[Data items]
-*-*-

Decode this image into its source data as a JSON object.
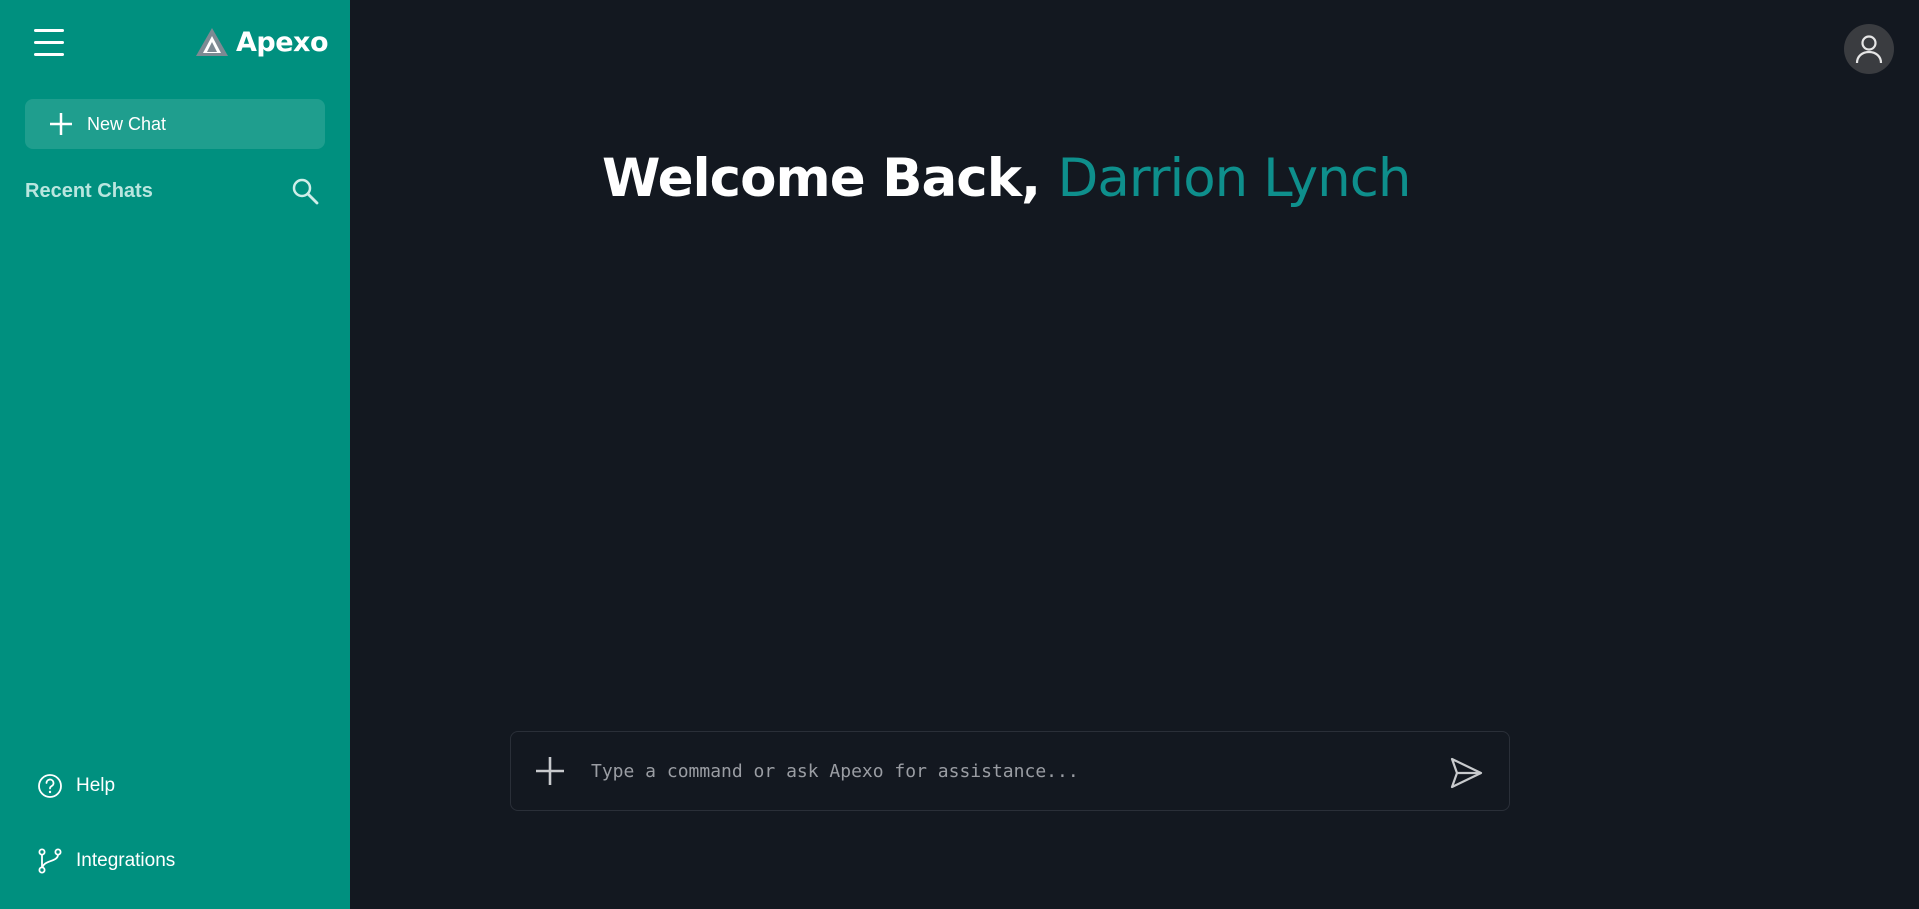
{
  "brand": {
    "name": "Apexo"
  },
  "sidebar": {
    "new_chat_label": "New Chat",
    "recent_chats_title": "Recent Chats",
    "recent_chats": [],
    "help_label": "Help",
    "integrations_label": "Integrations"
  },
  "main": {
    "welcome_prefix": "Welcome Back, ",
    "user_name": "Darrion Lynch",
    "composer_placeholder": "Type a command or ask Apexo for assistance...",
    "composer_value": ""
  },
  "icons": {
    "menu": "hamburger-menu-icon",
    "logo": "triangle-logo-icon",
    "new_chat": "plus-icon",
    "search": "search-icon",
    "help": "question-circle-icon",
    "integrations": "git-branch-icon",
    "avatar": "user-icon",
    "attach": "plus-icon",
    "send": "send-icon"
  },
  "colors": {
    "sidebar_bg": "#00907f",
    "main_bg": "#131820",
    "accent_name": "#0e8f8c",
    "new_chat_bg": "#1f9e8e"
  }
}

-*-*-

:: EXERCISE GOAL ::
Leave the pictures out and reproduce each record exactly as written.

:: WRITTEN SOLUTION ::
Decode this image into its source data as a JSON object.
{
  "brand": {
    "name": "Apexo"
  },
  "sidebar": {
    "new_chat_label": "New Chat",
    "recent_chats_title": "Recent Chats",
    "recent_chats": [],
    "help_label": "Help",
    "integrations_label": "Integrations"
  },
  "main": {
    "welcome_prefix": "Welcome Back, ",
    "user_name": "Darrion Lynch",
    "composer_placeholder": "Type a command or ask Apexo for assistance...",
    "composer_value": ""
  },
  "icons": {
    "menu": "hamburger-menu-icon",
    "logo": "triangle-logo-icon",
    "new_chat": "plus-icon",
    "search": "search-icon",
    "help": "question-circle-icon",
    "integrations": "git-branch-icon",
    "avatar": "user-icon",
    "attach": "plus-icon",
    "send": "send-icon"
  },
  "colors": {
    "sidebar_bg": "#00907f",
    "main_bg": "#131820",
    "accent_name": "#0e8f8c",
    "new_chat_bg": "#1f9e8e"
  }
}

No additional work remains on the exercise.